[Entries with figure data]
· · · ·

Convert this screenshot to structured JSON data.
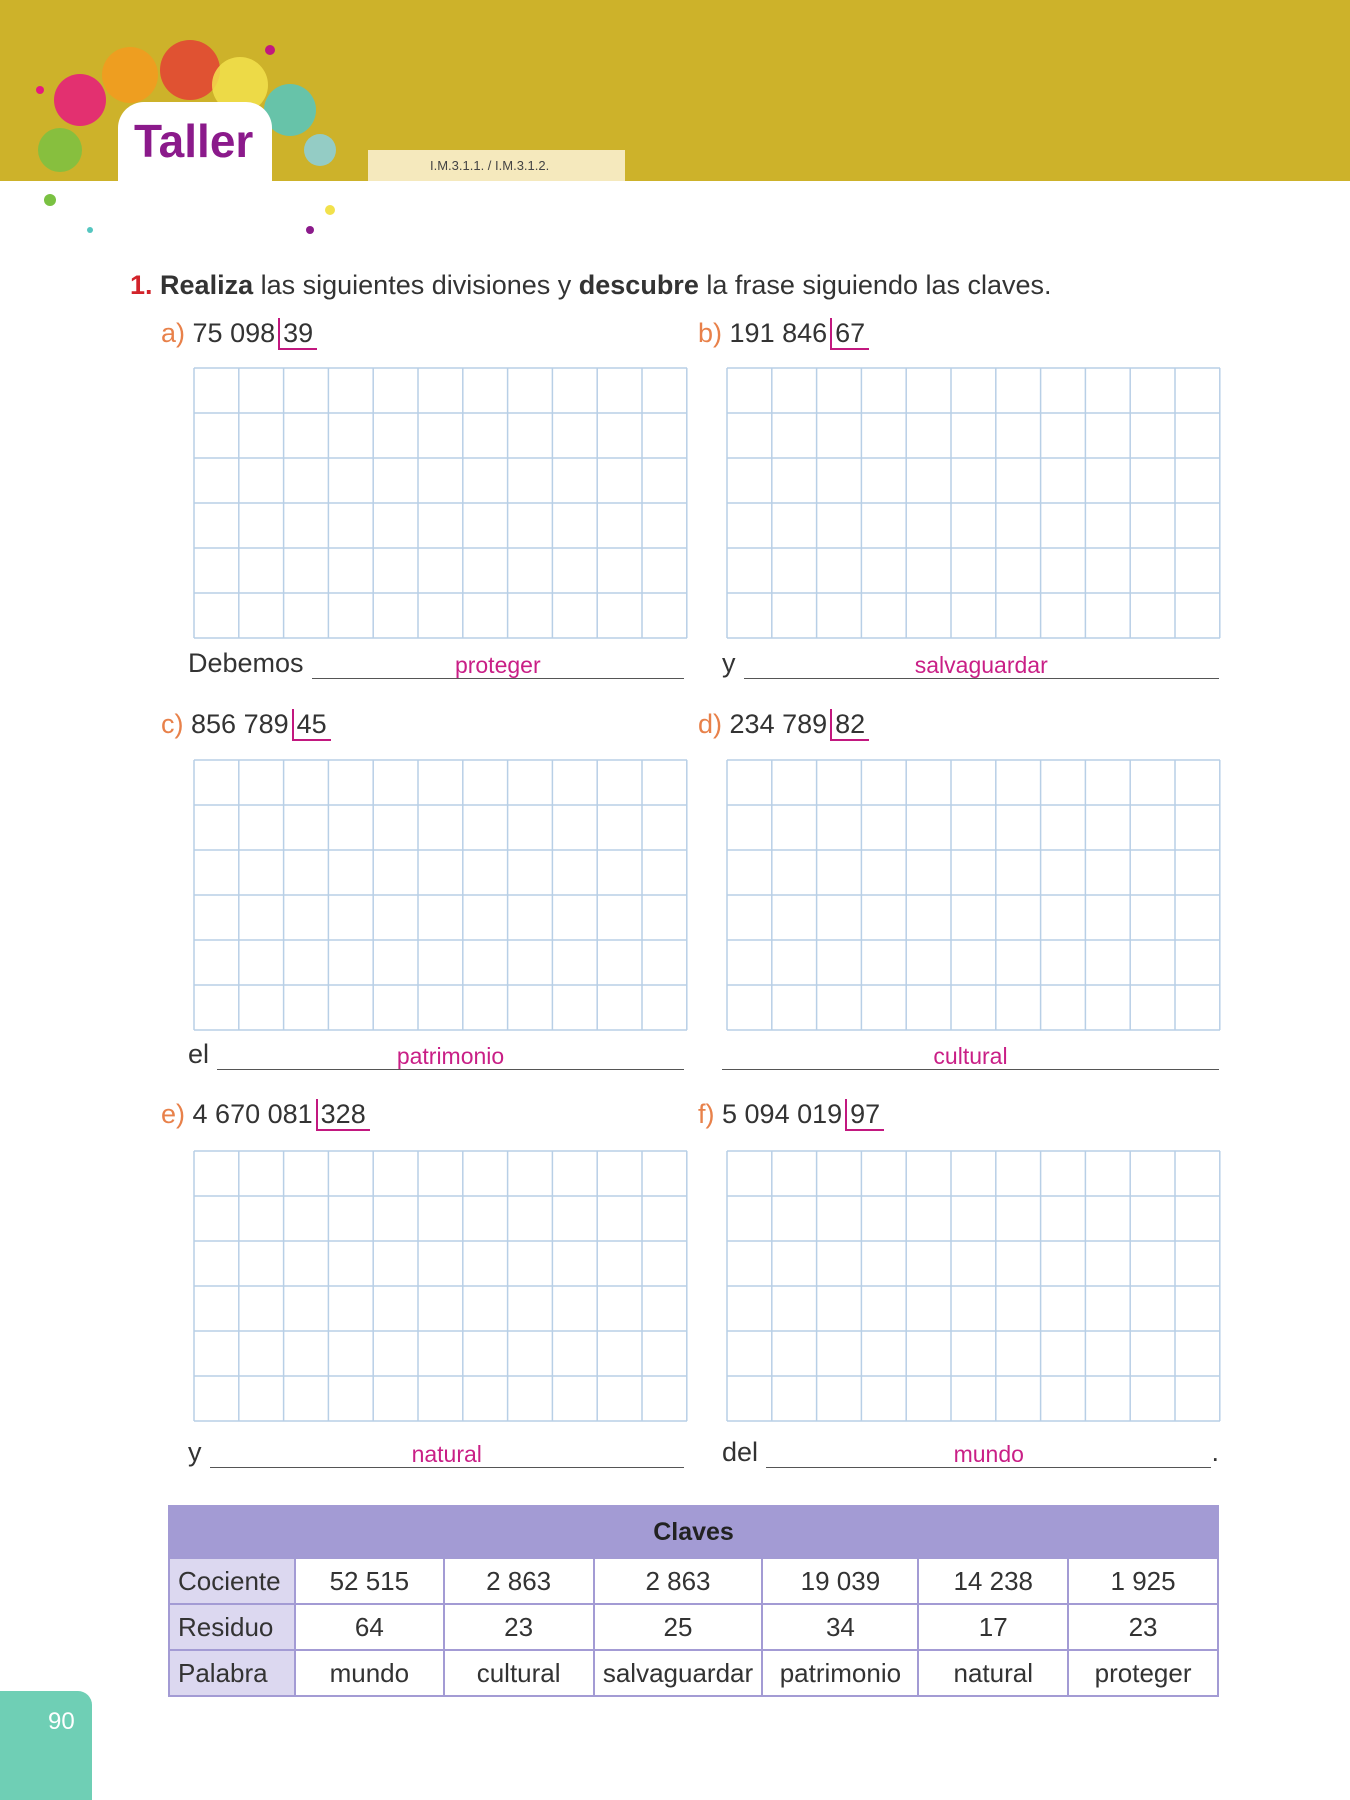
{
  "header": {
    "title": "Taller",
    "code": "I.M.3.1.1. / I.M.3.1.2."
  },
  "instruction": {
    "number": "1.",
    "parts": [
      "Realiza",
      " las siguientes divisiones y ",
      "descubre",
      " la frase siguiendo las claves."
    ]
  },
  "exercises": [
    {
      "letter": "a)",
      "dividend": "75 098",
      "divisor": "39",
      "prefix": "Debemos",
      "answer": "proteger"
    },
    {
      "letter": "b)",
      "dividend": "191 846",
      "divisor": "67",
      "prefix": "y",
      "answer": "salvaguardar"
    },
    {
      "letter": "c)",
      "dividend": "856 789",
      "divisor": "45",
      "prefix": "el",
      "answer": "patrimonio"
    },
    {
      "letter": "d)",
      "dividend": "234 789",
      "divisor": "82",
      "answer": "cultural"
    },
    {
      "letter": "e)",
      "dividend": "4 670 081",
      "divisor": "328",
      "prefix": "y",
      "answer": "natural"
    },
    {
      "letter": "f)",
      "dividend": "5 094 019",
      "divisor": "97",
      "prefix": "del",
      "answer": "mundo",
      "suffix": "."
    }
  ],
  "table": {
    "title": "Claves",
    "rows": [
      [
        "Cociente",
        "52 515",
        "2 863",
        "2 863",
        "19 039",
        "14 238",
        "1 925"
      ],
      [
        "Residuo",
        "64",
        "23",
        "25",
        "34",
        "17",
        "23"
      ],
      [
        "Palabra",
        "mundo",
        "cultural",
        "salvaguardar",
        "patrimonio",
        "natural",
        "proteger"
      ]
    ]
  },
  "page_number": "90"
}
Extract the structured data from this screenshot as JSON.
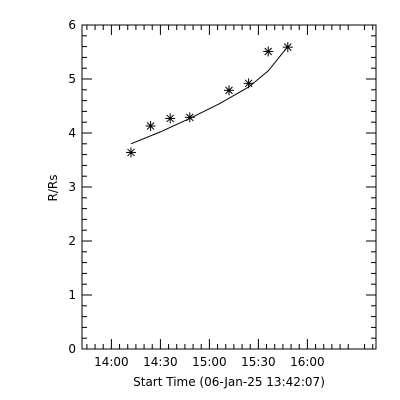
{
  "chart_data": {
    "type": "scatter",
    "xlabel": "Start Time (06-Jan-25 13:42:07)",
    "ylabel": "R/Rs",
    "x_unit": "time (HH:MM, 06-Jan-25)",
    "xlim": [
      "13:42",
      "16:42"
    ],
    "ylim": [
      0,
      6
    ],
    "x_ticks": [
      "14:00",
      "14:30",
      "15:00",
      "15:30",
      "16:00"
    ],
    "y_ticks": [
      "0",
      "1",
      "2",
      "3",
      "4",
      "5",
      "6"
    ],
    "grid": false,
    "legend": "none",
    "marker": "asterisk",
    "points": [
      {
        "time": "14:12",
        "r": 3.64
      },
      {
        "time": "14:24",
        "r": 4.13
      },
      {
        "time": "14:36",
        "r": 4.27
      },
      {
        "time": "14:48",
        "r": 4.29
      },
      {
        "time": "15:12",
        "r": 4.79
      },
      {
        "time": "15:24",
        "r": 4.92
      },
      {
        "time": "15:36",
        "r": 5.51
      },
      {
        "time": "15:48",
        "r": 5.59
      }
    ],
    "fit_line": [
      {
        "time": "14:12",
        "r": 3.8
      },
      {
        "time": "14:30",
        "r": 4.02
      },
      {
        "time": "14:48",
        "r": 4.27
      },
      {
        "time": "15:06",
        "r": 4.54
      },
      {
        "time": "15:24",
        "r": 4.85
      },
      {
        "time": "15:36",
        "r": 5.15
      },
      {
        "time": "15:48",
        "r": 5.6
      }
    ]
  }
}
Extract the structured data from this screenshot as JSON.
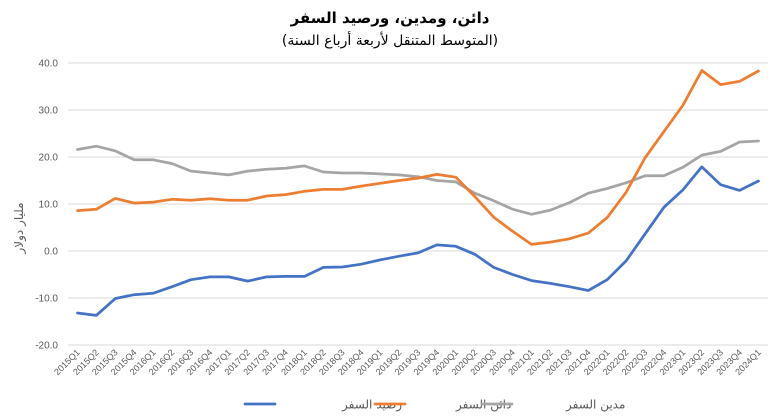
{
  "chart_data": {
    "type": "line",
    "title": "دائن، ومدين، ورصيد السفر",
    "subtitle": "(المتوسط المتنقل لأربعة أرباع السنة)",
    "ylabel": "مليار دولار",
    "xlabel": "",
    "ylim": [
      -20,
      40
    ],
    "yticks": [
      "40.0",
      "30.0",
      "20.0",
      "10.0",
      "0.0",
      "-10.0",
      "-20.0"
    ],
    "ytick_values": [
      40,
      30,
      20,
      10,
      0,
      -10,
      -20
    ],
    "grid": true,
    "legend_position": "bottom",
    "categories": [
      "2015Q1",
      "2015Q2",
      "2015Q3",
      "2015Q4",
      "2016Q1",
      "2016Q2",
      "2016Q3",
      "2016Q4",
      "2017Q1",
      "2017Q2",
      "2017Q3",
      "2017Q4",
      "2018Q1",
      "2018Q2",
      "2018Q3",
      "2018Q4",
      "2019Q1",
      "2019Q2",
      "2019Q3",
      "2019Q4",
      "2020Q1",
      "2020Q2",
      "2020Q3",
      "2020Q4",
      "2021Q1",
      "2021Q2",
      "2021Q3",
      "2021Q4",
      "2022Q1",
      "2022Q2",
      "2022Q3",
      "2022Q4",
      "2023Q1",
      "2023Q2",
      "2023Q3",
      "2023Q4",
      "2024Q1"
    ],
    "series": [
      {
        "name": "رصيد السفر",
        "color": "#4472c4",
        "values": [
          -13.2,
          -13.7,
          -10.1,
          -9.3,
          -9.0,
          -7.6,
          -6.1,
          -5.5,
          -5.5,
          -6.4,
          -5.5,
          -5.4,
          -5.4,
          -3.5,
          -3.4,
          -2.8,
          -1.9,
          -1.1,
          -0.4,
          1.3,
          1.0,
          -0.7,
          -3.5,
          -5.0,
          -6.3,
          -6.9,
          -7.6,
          -8.4,
          -6.1,
          -2.1,
          3.6,
          9.3,
          13.0,
          17.9,
          14.1,
          12.9,
          14.9
        ]
      },
      {
        "name": "دائن السفر",
        "color": "#ed7d31",
        "values": [
          8.6,
          8.9,
          11.2,
          10.2,
          10.4,
          11.0,
          10.8,
          11.1,
          10.8,
          10.8,
          11.7,
          12.0,
          12.7,
          13.1,
          13.1,
          13.8,
          14.4,
          15.0,
          15.5,
          16.3,
          15.7,
          11.6,
          7.2,
          4.2,
          1.4,
          1.9,
          2.6,
          3.8,
          7.1,
          12.5,
          19.8,
          25.4,
          31.0,
          38.4,
          35.4,
          36.1,
          38.3
        ]
      },
      {
        "name": "مدين السفر",
        "color": "#a5a5a5",
        "values": [
          21.6,
          22.3,
          21.3,
          19.4,
          19.4,
          18.6,
          17.0,
          16.6,
          16.2,
          17.0,
          17.4,
          17.6,
          18.1,
          16.8,
          16.6,
          16.6,
          16.4,
          16.2,
          15.8,
          15.0,
          14.7,
          12.3,
          10.7,
          8.9,
          7.8,
          8.7,
          10.3,
          12.3,
          13.3,
          14.5,
          16.0,
          16.0,
          17.8,
          20.4,
          21.2,
          23.2,
          23.4
        ]
      }
    ]
  }
}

· · · ·

• **Exercise directions**
Images in the data above are to be skipped. Retype all other material exactly.

• **Output below**
Convert this screenshot to structured JSON data.
{
  "header": {
    "title": "Taller",
    "code": "I.M.3.1.1. / I.M.3.1.2."
  },
  "instruction": {
    "number": "1.",
    "parts": [
      "Realiza",
      " las siguientes divisiones y ",
      "descubre",
      " la frase siguiendo las claves."
    ]
  },
  "exercises": [
    {
      "letter": "a)",
      "dividend": "75 098",
      "divisor": "39",
      "prefix": "Debemos",
      "answer": "proteger"
    },
    {
      "letter": "b)",
      "dividend": "191 846",
      "divisor": "67",
      "prefix": "y",
      "answer": "salvaguardar"
    },
    {
      "letter": "c)",
      "dividend": "856 789",
      "divisor": "45",
      "prefix": "el",
      "answer": "patrimonio"
    },
    {
      "letter": "d)",
      "dividend": "234 789",
      "divisor": "82",
      "answer": "cultural"
    },
    {
      "letter": "e)",
      "dividend": "4 670 081",
      "divisor": "328",
      "prefix": "y",
      "answer": "natural"
    },
    {
      "letter": "f)",
      "dividend": "5 094 019",
      "divisor": "97",
      "prefix": "del",
      "answer": "mundo",
      "suffix": "."
    }
  ],
  "table": {
    "title": "Claves",
    "rows": [
      [
        "Cociente",
        "52 515",
        "2 863",
        "2 863",
        "19 039",
        "14 238",
        "1 925"
      ],
      [
        "Residuo",
        "64",
        "23",
        "25",
        "34",
        "17",
        "23"
      ],
      [
        "Palabra",
        "mundo",
        "cultural",
        "salvaguardar",
        "patrimonio",
        "natural",
        "proteger"
      ]
    ]
  },
  "page_number": "90"
}
Extract the structured data from this screenshot as JSON.
{
  "chart_data": {
    "type": "scatter",
    "xlabel": "Start Time (06-Jan-25 13:42:07)",
    "ylabel": "R/Rs",
    "x_unit": "time (HH:MM, 06-Jan-25)",
    "xlim": [
      "13:42",
      "16:42"
    ],
    "ylim": [
      0,
      6
    ],
    "x_ticks": [
      "14:00",
      "14:30",
      "15:00",
      "15:30",
      "16:00"
    ],
    "y_ticks": [
      "0",
      "1",
      "2",
      "3",
      "4",
      "5",
      "6"
    ],
    "grid": false,
    "legend": "none",
    "marker": "asterisk",
    "points": [
      {
        "time": "14:12",
        "r": 3.64
      },
      {
        "time": "14:24",
        "r": 4.13
      },
      {
        "time": "14:36",
        "r": 4.27
      },
      {
        "time": "14:48",
        "r": 4.29
      },
      {
        "time": "15:12",
        "r": 4.79
      },
      {
        "time": "15:24",
        "r": 4.92
      },
      {
        "time": "15:36",
        "r": 5.51
      },
      {
        "time": "15:48",
        "r": 5.59
      }
    ],
    "fit_line": [
      {
        "time": "14:12",
        "r": 3.8
      },
      {
        "time": "14:30",
        "r": 4.02
      },
      {
        "time": "14:48",
        "r": 4.27
      },
      {
        "time": "15:06",
        "r": 4.54
      },
      {
        "time": "15:24",
        "r": 4.85
      },
      {
        "time": "15:36",
        "r": 5.15
      },
      {
        "time": "15:48",
        "r": 5.6
      }
    ]
  }
}
Extract the structured data from this screenshot as JSON.
{
  "chart_data": {
    "type": "line",
    "title": "دائن، ومدين، ورصيد السفر",
    "subtitle": "(المتوسط المتنقل لأربعة أرباع السنة)",
    "ylabel": "مليار دولار",
    "xlabel": "",
    "ylim": [
      -20,
      40
    ],
    "yticks": [
      "40.0",
      "30.0",
      "20.0",
      "10.0",
      "0.0",
      "-10.0",
      "-20.0"
    ],
    "ytick_values": [
      40,
      30,
      20,
      10,
      0,
      -10,
      -20
    ],
    "grid": true,
    "legend_position": "bottom",
    "categories": [
      "2015Q1",
      "2015Q2",
      "2015Q3",
      "2015Q4",
      "2016Q1",
      "2016Q2",
      "2016Q3",
      "2016Q4",
      "2017Q1",
      "2017Q2",
      "2017Q3",
      "2017Q4",
      "2018Q1",
      "2018Q2",
      "2018Q3",
      "2018Q4",
      "2019Q1",
      "2019Q2",
      "2019Q3",
      "2019Q4",
      "2020Q1",
      "2020Q2",
      "2020Q3",
      "2020Q4",
      "2021Q1",
      "2021Q2",
      "2021Q3",
      "2021Q4",
      "2022Q1",
      "2022Q2",
      "2022Q3",
      "2022Q4",
      "2023Q1",
      "2023Q2",
      "2023Q3",
      "2023Q4",
      "2024Q1"
    ],
    "series": [
      {
        "name": "رصيد السفر",
        "color": "#4472c4",
        "values": [
          -13.2,
          -13.7,
          -10.1,
          -9.3,
          -9.0,
          -7.6,
          -6.1,
          -5.5,
          -5.5,
          -6.4,
          -5.5,
          -5.4,
          -5.4,
          -3.5,
          -3.4,
          -2.8,
          -1.9,
          -1.1,
          -0.4,
          1.3,
          1.0,
          -0.7,
          -3.5,
          -5.0,
          -6.3,
          -6.9,
          -7.6,
          -8.4,
          -6.1,
          -2.1,
          3.6,
          9.3,
          13.0,
          17.9,
          14.1,
          12.9,
          14.9
        ]
      },
      {
        "name": "دائن السفر",
        "color": "#ed7d31",
        "values": [
          8.6,
          8.9,
          11.2,
          10.2,
          10.4,
          11.0,
          10.8,
          11.1,
          10.8,
          10.8,
          11.7,
          12.0,
          12.7,
          13.1,
          13.1,
          13.8,
          14.4,
          15.0,
          15.5,
          16.3,
          15.7,
          11.6,
          7.2,
          4.2,
          1.4,
          1.9,
          2.6,
          3.8,
          7.1,
          12.5,
          19.8,
          25.4,
          31.0,
          38.4,
          35.4,
          36.1,
          38.3
        ]
      },
      {
        "name": "مدين السفر",
        "color": "#a5a5a5",
        "values": [
          21.6,
          22.3,
          21.3,
          19.4,
          19.4,
          18.6,
          17.0,
          16.6,
          16.2,
          17.0,
          17.4,
          17.6,
          18.1,
          16.8,
          16.6,
          16.6,
          16.4,
          16.2,
          15.8,
          15.0,
          14.7,
          12.3,
          10.7,
          8.9,
          7.8,
          8.7,
          10.3,
          12.3,
          13.3,
          14.5,
          16.0,
          16.0,
          17.8,
          20.4,
          21.2,
          23.2,
          23.4
        ]
      }
    ]
  }
}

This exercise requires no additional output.